▶ Source data:
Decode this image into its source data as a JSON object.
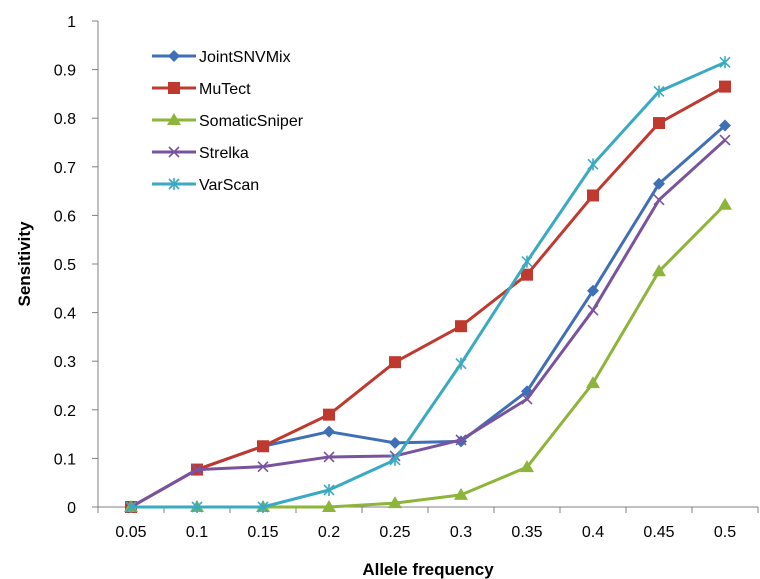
{
  "chart_data": {
    "type": "line",
    "title": "",
    "xlabel": "Allele frequency",
    "ylabel": "Sensitivity",
    "categories": [
      "0.05",
      "0.1",
      "0.15",
      "0.2",
      "0.25",
      "0.3",
      "0.35",
      "0.4",
      "0.45",
      "0.5"
    ],
    "yticks": [
      "0",
      "0.1",
      "0.2",
      "0.3",
      "0.4",
      "0.5",
      "0.6",
      "0.7",
      "0.8",
      "0.9",
      "1"
    ],
    "ylim": [
      0,
      1
    ],
    "grid": false,
    "legend_position": "top-left",
    "series": [
      {
        "name": "JointSNVMix",
        "color": "#3F6FB4",
        "marker": "diamond",
        "values": [
          0.0,
          0.077,
          0.125,
          0.155,
          0.132,
          0.135,
          0.238,
          0.445,
          0.665,
          0.785
        ]
      },
      {
        "name": "MuTect",
        "color": "#C0392F",
        "marker": "square",
        "values": [
          0.0,
          0.077,
          0.125,
          0.19,
          0.298,
          0.372,
          0.478,
          0.641,
          0.79,
          0.865
        ]
      },
      {
        "name": "SomaticSniper",
        "color": "#8DB53A",
        "marker": "triangle",
        "values": [
          0.0,
          0.0,
          0.0,
          0.0,
          0.008,
          0.025,
          0.082,
          0.255,
          0.485,
          0.622
        ]
      },
      {
        "name": "Strelka",
        "color": "#7A539F",
        "marker": "x",
        "values": [
          0.0,
          0.077,
          0.083,
          0.103,
          0.105,
          0.138,
          0.222,
          0.405,
          0.632,
          0.755
        ]
      },
      {
        "name": "VarScan",
        "color": "#3AAAC2",
        "marker": "star",
        "values": [
          0.0,
          0.0,
          0.0,
          0.035,
          0.097,
          0.295,
          0.505,
          0.705,
          0.855,
          0.915
        ]
      }
    ]
  }
}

▶ What you need to do: Find every line holding the word "color"; give their count and nothing else.

▶ Answer for the task: 5